TASKS AND EXERCISES:
1 - In the essay on adrenaline narratives, what was McCandless lying in when he died?
2 - Resume the essay on adrenaline narratives with the sentence that would follow its final one.

SOURCE TEXT:
==========

In the face of death, the adrenaline narrative shows the connection between death and loved ones. This is seen in Into the Wild through McCandless’ dying S.O.S plea, “I AM OUT COLLECTING BERRIES CLOSE BY AND SHALL RETURN THIS EVENING. THANK YOU. He signed the note ‘CHRIS MCCANDLESS’” (Krakauer 198). This notion of signing his birth given name rather than Alexander Supertramp showed how McCandless recognized the severity of his situation that he may perish. By giving his birth name, he is allowing himself to be discovered and found by his loved ones. If he wanted to be remembered by those he encountered on his journey, he would have signed it Alexander Supertramp, because surely, those who crossed him would remember his unique name. This was his attempt at letting those who knew him before his great adventure aware of his final whereabouts, and to no longer worry if he is still out there. In his final moments, in the face of mortality, McCandless is seen rekindling the once burned connection of his loved ones, demonstrating how people who partake in high adrenaline adventures are faced with death, they resort to their loved ones. McCandless had also perished in the sleeping bag his mother had made him. Seeing as though he made a large sum of money working for Wayne, he could have replaced his sleeping bag with a new one that did not hold any meaning. His final resting spot of his mother’s sleeping bag proved to show a connection between him and his loved ones.

Further along, Into Thin Air also shows loved ones in a time of death. When Rob Hall was stranded above the rest of his team, what appears to be just in the nick of time, his wife calls and asks to speak to Rob. Rob says, “I love you. Sleep well, my sweetheart. Please don’t worry too much,” (Krakauer 247). In his last moments, he reassures his loved ones of his feelings and of his safety. Although Rob was not aware that this would be his last human contact, the theme of loved ones and death is portrayed nonetheless. Unfortunately, adrenaline narratives portray many instances of actual mortality, but through the death, the message of keeping your loved ones close speaks volumes from both McCandless’ and Rob’s actions. Rob’s actions additionally reflect a feeling of invincibility near death, as he conveys to his loved one feelings of optimism while he is in the face of death. In his final dialogue with his wife and teammates, he remains very positive and completely sure that he will survive the night, as he says, “In the context of the altitude, I’m reasonably comfortable,” (Krakauer 247). Rob recognizes the danger of his high altitude but ignores the danger in the face of death, assuring those around him that he is safer than he actually is. Rob’s communication between his loved one and his teammates shows how invincibility is seen in the face of death, as well as the importance of reassuring love to those who matter the most in dangerous situations.

==========

DATA SHOWN:
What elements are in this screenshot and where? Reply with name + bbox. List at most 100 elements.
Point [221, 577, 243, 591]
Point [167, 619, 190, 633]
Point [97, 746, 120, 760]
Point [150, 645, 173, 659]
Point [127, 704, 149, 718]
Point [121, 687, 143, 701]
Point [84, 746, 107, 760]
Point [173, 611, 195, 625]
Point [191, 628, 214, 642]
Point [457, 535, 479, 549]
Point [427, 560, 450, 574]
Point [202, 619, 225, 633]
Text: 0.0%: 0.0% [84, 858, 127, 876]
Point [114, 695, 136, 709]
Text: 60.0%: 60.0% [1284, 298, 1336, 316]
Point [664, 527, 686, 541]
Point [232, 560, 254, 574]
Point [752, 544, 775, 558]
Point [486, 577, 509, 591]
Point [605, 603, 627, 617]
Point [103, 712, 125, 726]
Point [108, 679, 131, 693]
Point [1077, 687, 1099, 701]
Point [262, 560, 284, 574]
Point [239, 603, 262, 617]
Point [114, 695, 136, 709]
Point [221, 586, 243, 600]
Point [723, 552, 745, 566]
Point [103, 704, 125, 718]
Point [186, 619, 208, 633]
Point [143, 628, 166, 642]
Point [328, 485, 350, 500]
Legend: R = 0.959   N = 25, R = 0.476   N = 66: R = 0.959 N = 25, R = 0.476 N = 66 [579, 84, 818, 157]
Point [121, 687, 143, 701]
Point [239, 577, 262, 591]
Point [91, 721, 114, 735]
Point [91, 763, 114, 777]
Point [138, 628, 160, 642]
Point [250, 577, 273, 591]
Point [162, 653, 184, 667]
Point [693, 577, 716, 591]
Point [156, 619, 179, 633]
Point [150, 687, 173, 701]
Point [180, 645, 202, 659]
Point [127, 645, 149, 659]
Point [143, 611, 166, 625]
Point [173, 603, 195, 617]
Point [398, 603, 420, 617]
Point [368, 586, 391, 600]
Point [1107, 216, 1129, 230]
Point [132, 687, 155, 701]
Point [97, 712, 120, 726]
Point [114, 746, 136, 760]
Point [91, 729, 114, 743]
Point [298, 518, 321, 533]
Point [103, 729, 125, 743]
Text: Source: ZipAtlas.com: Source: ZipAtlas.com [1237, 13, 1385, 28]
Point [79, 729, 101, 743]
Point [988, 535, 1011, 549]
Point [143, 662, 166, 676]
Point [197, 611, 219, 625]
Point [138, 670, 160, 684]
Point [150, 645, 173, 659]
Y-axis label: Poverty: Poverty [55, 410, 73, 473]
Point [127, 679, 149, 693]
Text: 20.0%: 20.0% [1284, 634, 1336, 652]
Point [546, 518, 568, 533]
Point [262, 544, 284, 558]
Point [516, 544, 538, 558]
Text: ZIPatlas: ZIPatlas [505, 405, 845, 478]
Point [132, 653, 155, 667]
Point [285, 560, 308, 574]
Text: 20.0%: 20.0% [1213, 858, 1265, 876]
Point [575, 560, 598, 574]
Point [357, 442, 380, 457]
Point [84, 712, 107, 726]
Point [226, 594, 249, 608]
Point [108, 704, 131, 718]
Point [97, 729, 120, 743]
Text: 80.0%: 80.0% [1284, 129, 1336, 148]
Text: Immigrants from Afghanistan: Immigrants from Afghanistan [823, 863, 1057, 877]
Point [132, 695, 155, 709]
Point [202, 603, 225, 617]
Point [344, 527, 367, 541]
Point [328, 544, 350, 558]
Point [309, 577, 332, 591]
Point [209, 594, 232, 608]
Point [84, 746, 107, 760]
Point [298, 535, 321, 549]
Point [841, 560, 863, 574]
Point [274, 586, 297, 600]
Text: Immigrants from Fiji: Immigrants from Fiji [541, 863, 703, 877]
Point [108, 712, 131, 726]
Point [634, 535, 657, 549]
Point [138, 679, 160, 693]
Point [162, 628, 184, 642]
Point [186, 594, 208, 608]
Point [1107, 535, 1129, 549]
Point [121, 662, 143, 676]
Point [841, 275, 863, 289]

==========

TASK RESPONSES:
1 - The sleeping bag his mother had made him.

2 -
According to some scholars, the adrenaline narrative is tailored to men. In Martin Green’s book, The American Adventure, he explicitly explains the genre’s tendency to favor men, as he states how, “The adventure tale was written almost exclusively for a masculine audience,” (1). Notice how he does say adventure tale, but throughout his narrative, he often references adrenaline like adventures where men face life or death consequences, or essentially, the adrenaline narrative. However, there can be a distinct difference between the adrenaline narrative and the adventure narrative, as an adrenaline narrative can be an adventure narrative, but an adventure narrative is not always an adrenaline narrative. Every adventure narrative does not always feature the key element of a heightened sense of adrenaline, thus separating the two. For the purpose of this essay, his views are included, as his definition seems to align closely with the adrenaline narrative.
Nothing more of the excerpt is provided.